> What to do
Tally the lines with the word "Personer" and report the number alone.

Records:
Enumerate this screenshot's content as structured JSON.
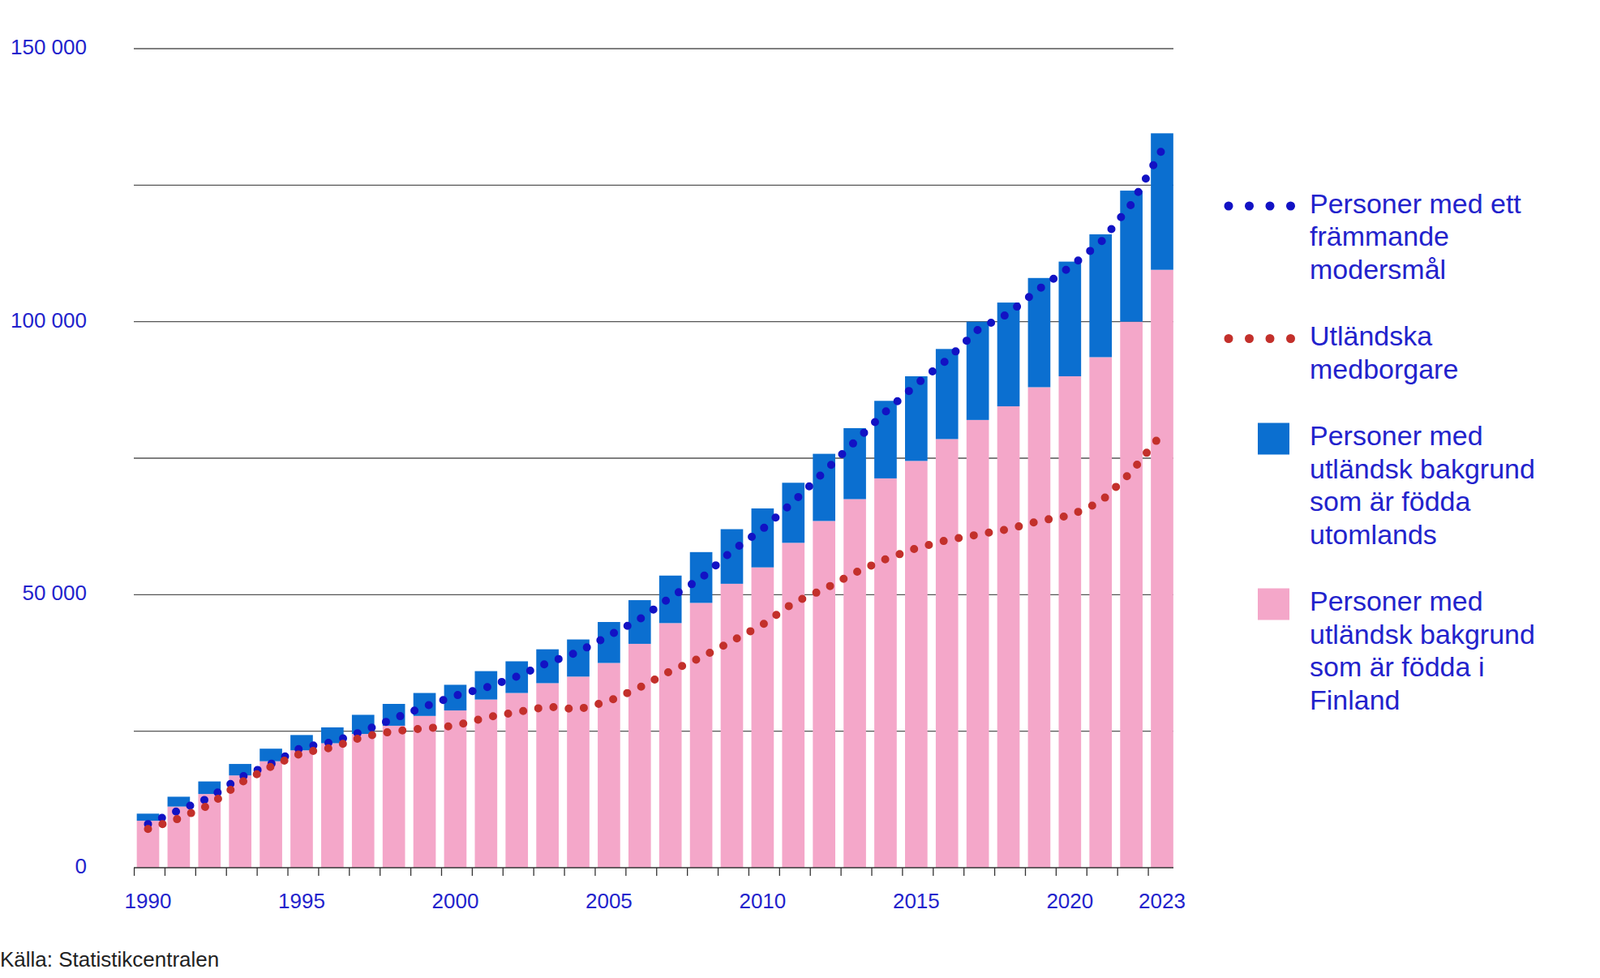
{
  "chart_data": {
    "type": "bar",
    "stacked": true,
    "grid": true,
    "legend": "right",
    "source": "Källa: Statistikcentralen",
    "categories": [
      1990,
      null,
      null,
      null,
      null,
      1995,
      null,
      null,
      null,
      null,
      2000,
      null,
      null,
      null,
      null,
      2005,
      null,
      null,
      null,
      null,
      2010,
      null,
      null,
      null,
      null,
      2015,
      null,
      null,
      null,
      null,
      2020,
      null,
      null,
      2023
    ],
    "ylim": [
      0,
      150000
    ],
    "yticks": [
      {
        "value": 0,
        "label": "0"
      },
      {
        "value": 50000,
        "label": "50 000"
      },
      {
        "value": 100000,
        "label": "100 000"
      },
      {
        "value": 150000,
        "label": "150 000"
      }
    ],
    "series": [
      {
        "name": "Personer med ett främmande modersmål",
        "type": "line",
        "line_style": "dotted",
        "color": "#1212c4",
        "values": [
          8000,
          10500,
          12800,
          16500,
          19000,
          22000,
          23000,
          25000,
          27300,
          29500,
          31500,
          33000,
          35000,
          37500,
          39500,
          42500,
          45500,
          49500,
          53000,
          58000,
          62000,
          67000,
          72500,
          78000,
          83500,
          88500,
          93000,
          98500,
          101500,
          106000,
          110000,
          114500,
          121500,
          131500
        ]
      },
      {
        "name": "Utländska medborgare",
        "type": "line",
        "line_style": "dotted",
        "color": "#c3302b",
        "values": [
          7100,
          9000,
          11500,
          15500,
          18500,
          21000,
          22000,
          24000,
          25000,
          25500,
          26000,
          27500,
          28500,
          29500,
          29000,
          30500,
          33000,
          36000,
          38500,
          41500,
          44500,
          48500,
          51000,
          54000,
          56500,
          58500,
          60000,
          61000,
          62000,
          63500,
          64500,
          67000,
          72500,
          79500
        ]
      },
      {
        "name": "Personer med utländsk bakgrund som är födda utomlands",
        "type": "bar",
        "color": "#0b6fd0",
        "values": [
          1300,
          1800,
          2300,
          2100,
          2300,
          2800,
          2900,
          3500,
          4000,
          4200,
          4700,
          5200,
          5800,
          6200,
          6800,
          7500,
          8000,
          8700,
          9300,
          10000,
          10800,
          11000,
          12300,
          13000,
          14200,
          15500,
          16500,
          18000,
          19000,
          20000,
          21000,
          22500,
          24000,
          25000
        ]
      },
      {
        "name": "Personer med utländsk bakgrund som är födda i Finland",
        "type": "bar",
        "color": "#f4a7c9",
        "values": [
          8600,
          11200,
          13500,
          16900,
          19500,
          21500,
          22800,
          24500,
          26000,
          27800,
          28800,
          30800,
          32000,
          33800,
          35000,
          37500,
          41000,
          44800,
          48500,
          52000,
          55000,
          59500,
          63500,
          67500,
          71300,
          74500,
          78500,
          82000,
          84500,
          88000,
          90000,
          93500,
          100000,
          109500
        ]
      }
    ]
  }
}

> Output of the task
3